Task – Work out how many lines in the entries below include the word "from". Give nothing but the number.

○ ○ ○ ○ ○

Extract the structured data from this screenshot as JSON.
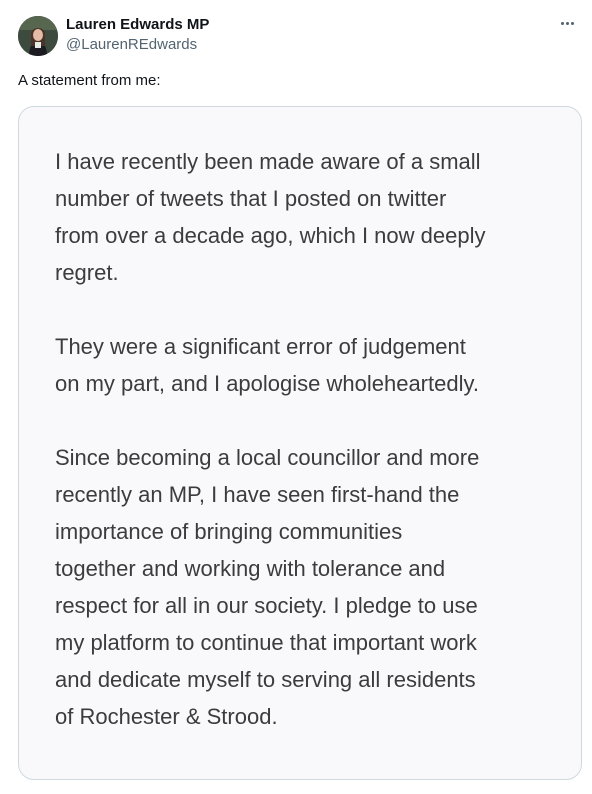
{
  "author": {
    "display_name": "Lauren Edwards MP",
    "handle": "@LaurenREdwards",
    "avatar_icon": "profile-photo"
  },
  "more_icon": "more-options-icon",
  "tweet": {
    "text": "A statement from me:"
  },
  "statement": {
    "paragraphs": [
      {
        "lines": [
          "I have recently been made aware of a small",
          "number of tweets that I posted on twitter",
          "from over a decade ago, which I now deeply",
          "regret."
        ]
      },
      {
        "lines": [
          "They were a significant error of judgement",
          "on my part, and I apologise wholeheartedly."
        ]
      },
      {
        "lines": [
          "Since becoming a local councillor and more",
          "recently an MP, I have seen first-hand the",
          "importance of bringing communities",
          "together and working with tolerance and",
          "respect for all in our society. I pledge to use",
          "my platform to continue that important work",
          "and dedicate myself to serving all residents",
          "of Rochester & Strood."
        ]
      }
    ]
  },
  "colors": {
    "primary_text": "#0f1419",
    "secondary_text": "#536471",
    "card_border": "#cfd9de",
    "card_background": "#f9f9fb",
    "statement_text": "#3c3c3e"
  }
}
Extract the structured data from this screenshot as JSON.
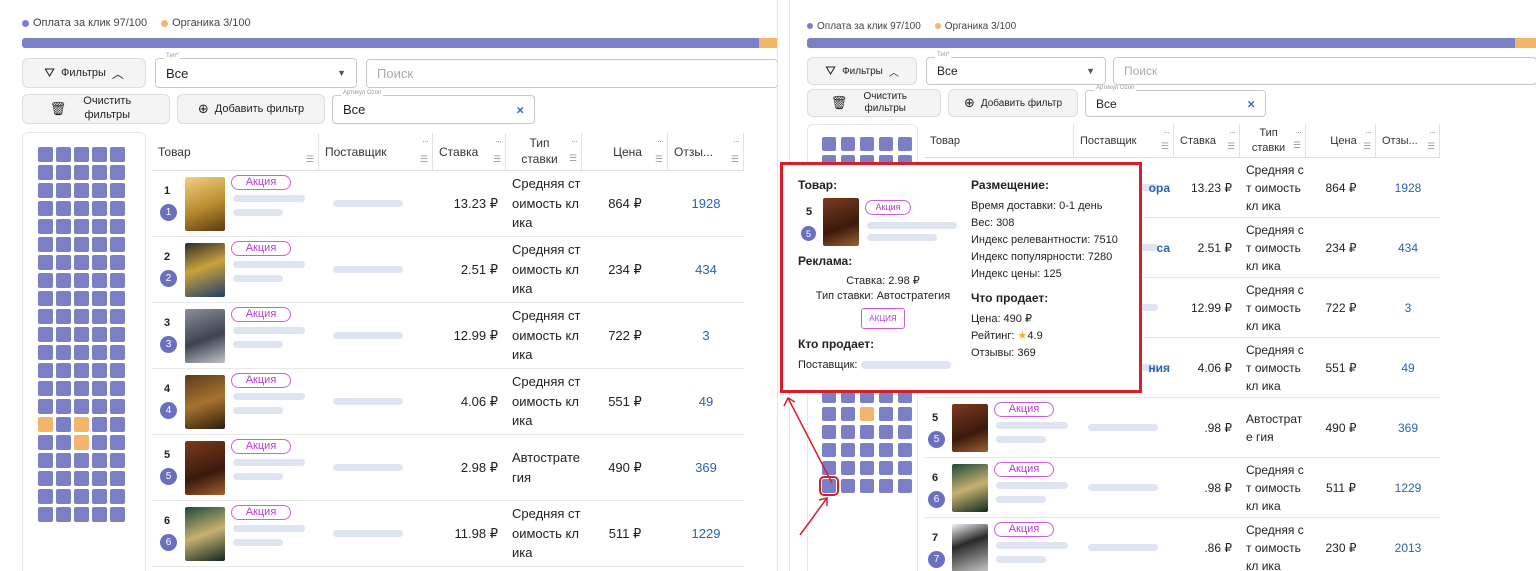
{
  "left": {
    "legend": {
      "paid": "Оплата за клик 97/100",
      "organic": "Органика 3/100"
    },
    "filters_label": "Фильтры",
    "clear_label": "Очистить фильтры",
    "add_filter_label": "Добавить фильтр",
    "type_select": {
      "label": "Тип*",
      "value": "Все"
    },
    "search_placeholder": "Поиск",
    "article_select": {
      "label": "Артикул Ozon",
      "value": "Все"
    },
    "columns": [
      "Товар",
      "Поставщик",
      "Ставка",
      "Тип ставки",
      "Цена",
      "Отзы..."
    ],
    "rows": [
      {
        "n": "1",
        "badge": "1",
        "tag": "Акция",
        "bid": "13.23 ₽",
        "type": "Средняя ст оимость кл ика",
        "price": "864 ₽",
        "reviews": "1928"
      },
      {
        "n": "2",
        "badge": "2",
        "tag": "Акция",
        "bid": "2.51 ₽",
        "type": "Средняя ст оимость кл ика",
        "price": "234 ₽",
        "reviews": "434"
      },
      {
        "n": "3",
        "badge": "3",
        "tag": "Акция",
        "bid": "12.99 ₽",
        "type": "Средняя ст оимость кл ика",
        "price": "722 ₽",
        "reviews": "3"
      },
      {
        "n": "4",
        "badge": "4",
        "tag": "Акция",
        "bid": "4.06 ₽",
        "type": "Средняя ст оимость кл ика",
        "price": "551 ₽",
        "reviews": "49"
      },
      {
        "n": "5",
        "badge": "5",
        "tag": "Акция",
        "bid": "2.98 ₽",
        "type": "Автострате гия",
        "price": "490 ₽",
        "reviews": "369"
      },
      {
        "n": "6",
        "badge": "6",
        "tag": "Акция",
        "bid": "11.98 ₽",
        "type": "Средняя ст оимость кл ика",
        "price": "511 ₽",
        "reviews": "1229"
      }
    ]
  },
  "right": {
    "legend": {
      "paid": "Оплата за клик 97/100",
      "organic": "Органика 3/100"
    },
    "filters_label": "Фильтры",
    "clear_label": "Очистить фильтры",
    "add_filter_label": "Добавить фильтр",
    "type_select": {
      "label": "Тип*",
      "value": "Все"
    },
    "search_placeholder": "Поиск",
    "article_select": {
      "label": "Артикул Ozon",
      "value": "Все"
    },
    "columns": [
      "Товар",
      "Поставщик",
      "Ставка",
      "Тип ставки",
      "Цена",
      "Отзы..."
    ],
    "rows": [
      {
        "n": "",
        "badge": "",
        "tag": "",
        "supplier_frag": "ора",
        "bid": "13.23 ₽",
        "type": "Средняя ст оимость кл ика",
        "price": "864 ₽",
        "reviews": "1928"
      },
      {
        "n": "",
        "badge": "",
        "tag": "",
        "supplier_frag": "са",
        "bid": "2.51 ₽",
        "type": "Средняя ст оимость кл ика",
        "price": "234 ₽",
        "reviews": "434"
      },
      {
        "n": "",
        "badge": "",
        "tag": "",
        "supplier_frag": "",
        "bid": "12.99 ₽",
        "type": "Средняя ст оимость кл ика",
        "price": "722 ₽",
        "reviews": "3"
      },
      {
        "n": "",
        "badge": "",
        "tag": "",
        "supplier_frag": "ния",
        "bid": "4.06 ₽",
        "type": "Средняя ст оимость кл ика",
        "price": "551 ₽",
        "reviews": "49"
      },
      {
        "n": "5",
        "badge": "5",
        "tag": "Акция",
        "supplier_frag": "",
        "bid": ".98 ₽",
        "type": "Автострате гия",
        "price": "490 ₽",
        "reviews": "369"
      },
      {
        "n": "6",
        "badge": "6",
        "tag": "Акция",
        "supplier_frag": "",
        "bid": ".98 ₽",
        "type": "Средняя ст оимость кл ика",
        "price": "511 ₽",
        "reviews": "1229"
      },
      {
        "n": "7",
        "badge": "7",
        "tag": "Акция",
        "supplier_frag": "",
        "bid": ".86 ₽",
        "type": "Средняя ст оимость кл ика",
        "price": "230 ₽",
        "reviews": "2013"
      }
    ]
  },
  "popup": {
    "product_title": "Товар:",
    "product_n": "5",
    "product_badge": "5",
    "product_tag": "Акция",
    "ad_title": "Реклама:",
    "ad_bid": "Ставка: 2.98 ₽",
    "ad_type": "Тип ставки: Автостратегия",
    "ad_tag": "АКЦИЯ",
    "seller_title": "Кто продает:",
    "seller_label": "Поставщик:",
    "placement_title": "Размещение:",
    "delivery": "Время доставки: 0-1 день",
    "weight": "Вес: 308",
    "relevance": "Индекс релевантности: 7510",
    "popularity": "Индекс популярности: 7280",
    "price_index": "Индекс цены: 125",
    "sells_title": "Что продает:",
    "price": "Цена: 490 ₽",
    "rating_label": "Рейтинг:",
    "rating_value": "4.9",
    "reviews": "Отзывы: 369"
  },
  "colors": {
    "paid": "#7b7fc6",
    "organic": "#f3b46c",
    "highlight": "#d81e2a",
    "link": "#2b62b4",
    "tag": "#c95ee0"
  },
  "progress": {
    "paid": 97,
    "organic": 3
  }
}
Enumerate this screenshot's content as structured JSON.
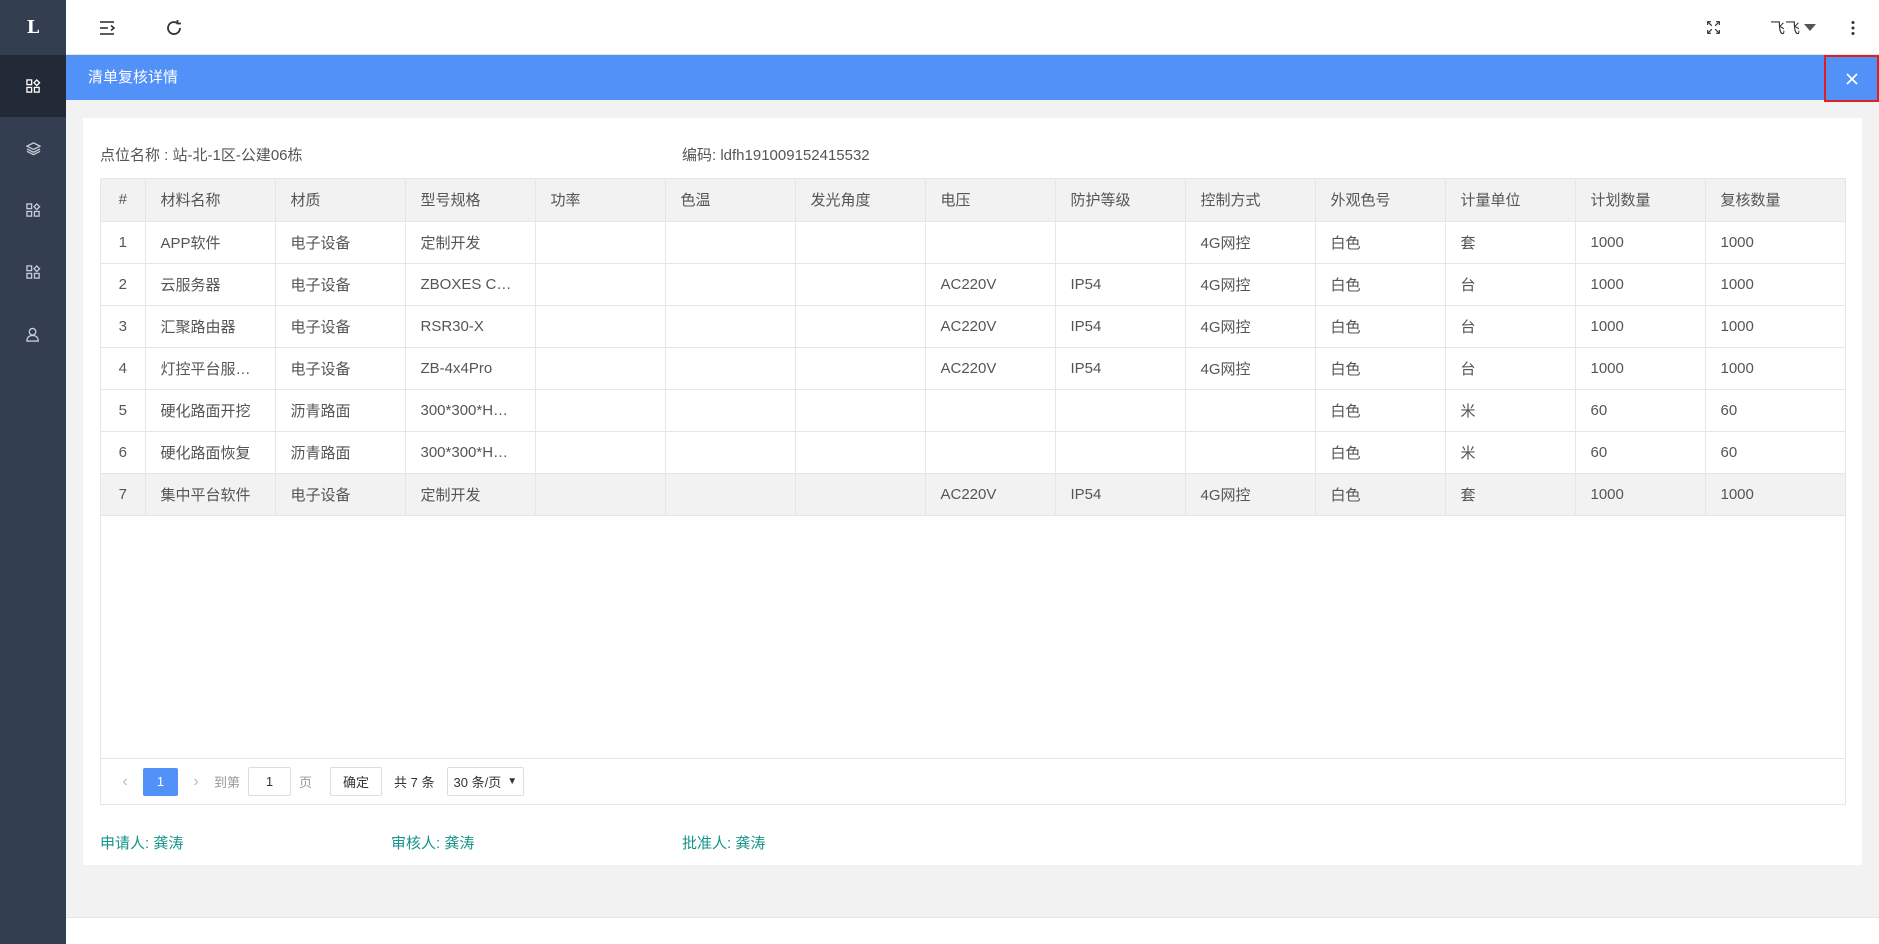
{
  "sidebar": {
    "logo": "L",
    "items": [
      {
        "icon": "app-grid-icon",
        "active": true
      },
      {
        "icon": "layers-icon",
        "active": false
      },
      {
        "icon": "app-grid-icon",
        "active": false
      },
      {
        "icon": "app-grid-icon",
        "active": false
      },
      {
        "icon": "user-icon",
        "active": false
      }
    ]
  },
  "header": {
    "menu_icon": "menu-toggle-icon",
    "refresh_icon": "refresh-icon",
    "fullscreen_icon": "fullscreen-icon",
    "user_name": "飞飞",
    "more_icon": "more-vertical-icon"
  },
  "dialog": {
    "title": "清单复核详情",
    "close_icon": "close-icon"
  },
  "info": {
    "location": "点位名称 : 站-北-1区-公建06栋",
    "code": "编码: ldfh191009152415532"
  },
  "table": {
    "columns": [
      "#",
      "材料名称",
      "材质",
      "型号规格",
      "功率",
      "色温",
      "发光角度",
      "电压",
      "防护等级",
      "控制方式",
      "外观色号",
      "计量单位",
      "计划数量",
      "复核数量"
    ],
    "rows": [
      [
        "1",
        "APP软件",
        "电子设备",
        "定制开发",
        "",
        "",
        "",
        "",
        "",
        "4G网控",
        "白色",
        "套",
        "1000",
        "1000"
      ],
      [
        "2",
        "云服务器",
        "电子设备",
        "ZBOXES C…",
        "",
        "",
        "",
        "AC220V",
        "IP54",
        "4G网控",
        "白色",
        "台",
        "1000",
        "1000"
      ],
      [
        "3",
        "汇聚路由器",
        "电子设备",
        "RSR30-X",
        "",
        "",
        "",
        "AC220V",
        "IP54",
        "4G网控",
        "白色",
        "台",
        "1000",
        "1000"
      ],
      [
        "4",
        "灯控平台服…",
        "电子设备",
        "ZB-4x4Pro",
        "",
        "",
        "",
        "AC220V",
        "IP54",
        "4G网控",
        "白色",
        "台",
        "1000",
        "1000"
      ],
      [
        "5",
        "硬化路面开挖",
        "沥青路面",
        "300*300*H…",
        "",
        "",
        "",
        "",
        "",
        "",
        "白色",
        "米",
        "60",
        "60"
      ],
      [
        "6",
        "硬化路面恢复",
        "沥青路面",
        "300*300*H…",
        "",
        "",
        "",
        "",
        "",
        "",
        "白色",
        "米",
        "60",
        "60"
      ],
      [
        "7",
        "集中平台软件",
        "电子设备",
        "定制开发",
        "",
        "",
        "",
        "AC220V",
        "IP54",
        "4G网控",
        "白色",
        "套",
        "1000",
        "1000"
      ]
    ],
    "highlighted_row": 7
  },
  "pager": {
    "prev": "‹",
    "current_page": "1",
    "next": "›",
    "goto_label": "到第",
    "goto_value": "1",
    "page_label": "页",
    "confirm": "确定",
    "total": "共 7 条",
    "page_size": "30 条/页",
    "page_size_arrow": "▼"
  },
  "signers": {
    "applicant": "申请人: 龚涛",
    "reviewer": "审核人: 龚涛",
    "approver": "批准人: 龚涛"
  }
}
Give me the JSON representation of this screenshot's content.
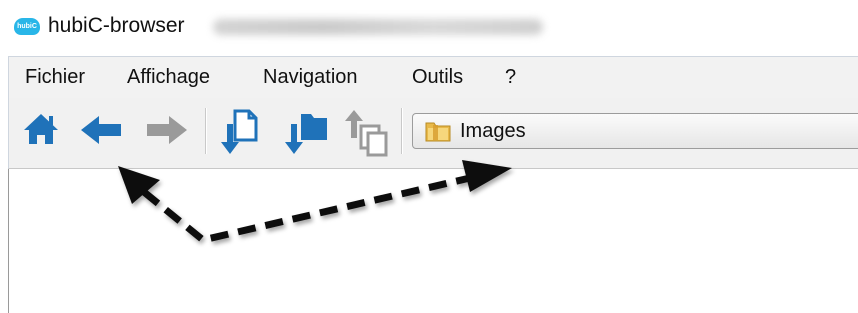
{
  "window": {
    "title": "hubiC-browser",
    "icon_label": "hubiC"
  },
  "menu": {
    "items": [
      "Fichier",
      "Affichage",
      "Navigation",
      "Outils",
      "?"
    ]
  },
  "toolbar": {
    "buttons": [
      "home-icon",
      "back-arrow-icon",
      "forward-arrow-icon",
      "upload-file-icon",
      "upload-folder-icon",
      "move-up-icon"
    ]
  },
  "address_bar": {
    "value": "Images",
    "icon": "folder-icon"
  },
  "colors": {
    "accent_blue": "#1f72b9",
    "disabled_gray": "#9a9a9a",
    "folder_yellow": "#e8b94a"
  }
}
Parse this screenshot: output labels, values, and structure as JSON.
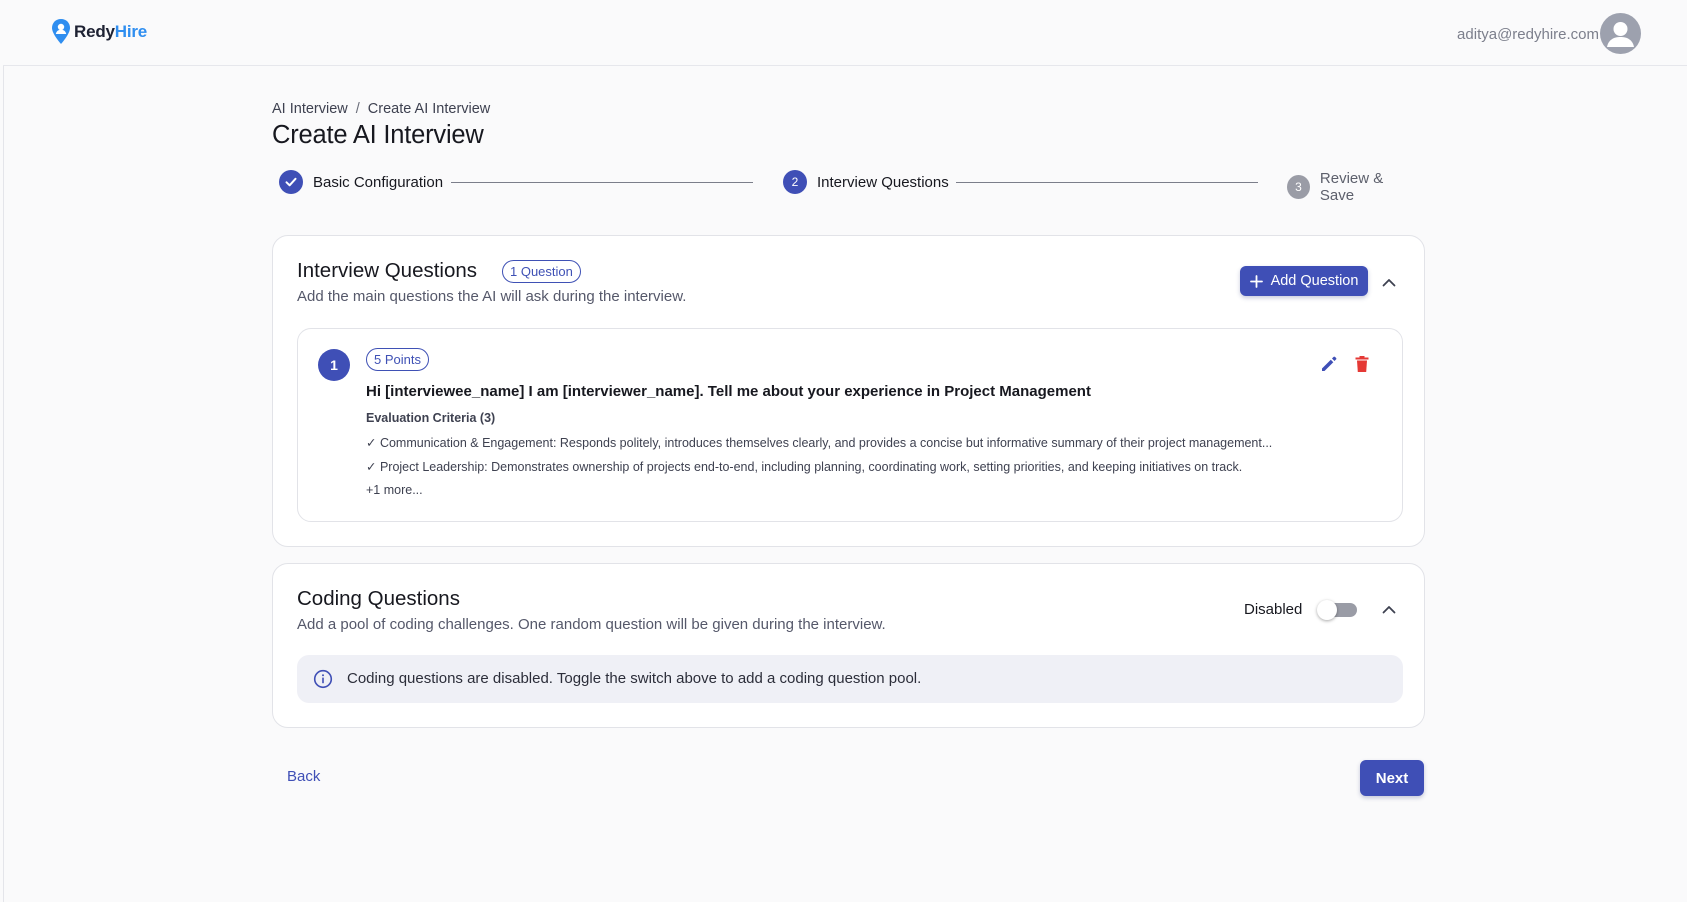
{
  "brand": {
    "name_part1": "Redy",
    "name_part2": "Hire",
    "primary_color": "#3f4fb6",
    "logo_color": "#2f8ef0"
  },
  "header": {
    "user_email": "aditya@redyhire.com"
  },
  "breadcrumb": {
    "items": [
      "AI Interview",
      "Create AI Interview"
    ],
    "separator": "/"
  },
  "page": {
    "title": "Create AI Interview"
  },
  "stepper": {
    "steps": [
      {
        "label": "Basic Configuration",
        "state": "completed",
        "number": "1"
      },
      {
        "label": "Interview Questions",
        "state": "active",
        "number": "2"
      },
      {
        "label": "Review & Save",
        "state": "inactive",
        "number": "3"
      }
    ]
  },
  "interview_questions": {
    "title": "Interview Questions",
    "count_chip": "1 Question",
    "subtitle": "Add the main questions the AI will ask during the interview.",
    "add_button": "Add Question",
    "questions": [
      {
        "number": "1",
        "points": "5 Points",
        "text": "Hi [interviewee_name] I am [interviewer_name]. Tell me about your experience in Project Management",
        "criteria_title": "Evaluation Criteria (3)",
        "criteria": [
          "✓ Communication & Engagement: Responds politely, introduces themselves clearly, and provides a concise but informative summary of their project management...",
          "✓ Project Leadership: Demonstrates ownership of projects end-to-end, including planning, coordinating work, setting priorities, and keeping initiatives on track."
        ],
        "more": "+1 more..."
      }
    ]
  },
  "coding_questions": {
    "title": "Coding Questions",
    "subtitle": "Add a pool of coding challenges. One random question will be given during the interview.",
    "toggle_label": "Disabled",
    "toggle_on": false,
    "info": "Coding questions are disabled. Toggle the switch above to add a coding question pool."
  },
  "footer": {
    "back": "Back",
    "next": "Next"
  }
}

○ ○ ○ ○ ○

Result of the task – 4